Gli interventi riabilitativi finalizzati alla prevenzione e al contenimento della spasticità

Sono stati presentati due lavori di revisione del management fisioterapico della spasticità dopo lesione del midollo spinale.

Il primo dell’Università di Boston “Center  for Psychiatric Rehabilitation”, che ha valutato tutte le ricerche, con un’alta qualità scientifica, pubblicate negli ultimi dieci anni (2000-2010) relative alla gestione della spasticità dopo la lesione al midollo spinale.

Le prove presentate in questa revisione suggeriscono che gli interventi di stimolazione elettrica applicati, sia periferico che centrale, possono portare ad una riduzione di alcuni aspetti della spasticità nelle persone con diversi livelli e la completezza della SCI. Inoltre vi sono prove che suggeriscono che la minima vibrazione, applicata al corpo intero, può ridurre almeno una componente della spasticità (iperreflessia del quadricipite).

Materiale fornito -
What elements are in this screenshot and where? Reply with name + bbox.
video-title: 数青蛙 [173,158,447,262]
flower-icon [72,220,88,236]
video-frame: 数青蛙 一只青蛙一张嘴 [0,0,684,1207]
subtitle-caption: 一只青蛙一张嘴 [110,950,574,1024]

Consegna 1 - Nel testo sulla spasticità, su che cosa si basa l'affermazione che la minima vibrazione applicata al corpo intero può ridurre la spasticità? Quale componente della spasticità viene indicata?
Consegna 2 - Riscrivi il tratto del testo sulla spasticità da "Gli interventi riabilitativi" fino a "al midollo spinale.", mettendo "riabilitativo" al posto di "fisioterapico".

Risposta 1 - L'affermazione si basa su prove che suggeriscono questo effetto. La componente indicata è l'iperreflessia del quadricipite.

Risposta 2 -
Gli interventi riabilitativi finalizzati alla prevenzione e al contenimento della spasticità

Sono stati presentati due lavori di revisione del management riabilitativo della spasticità dopo lesione del midollo spinale.

Il primo dell’Università di Boston “Center  for Psychiatric Rehabilitation”, che ha valutato tutte le ricerche, con un’alta qualità scientifica, pubblicate negli ultimi dieci anni (2000-2010) relative alla gestione della spasticità dopo la lesione al midollo spinale.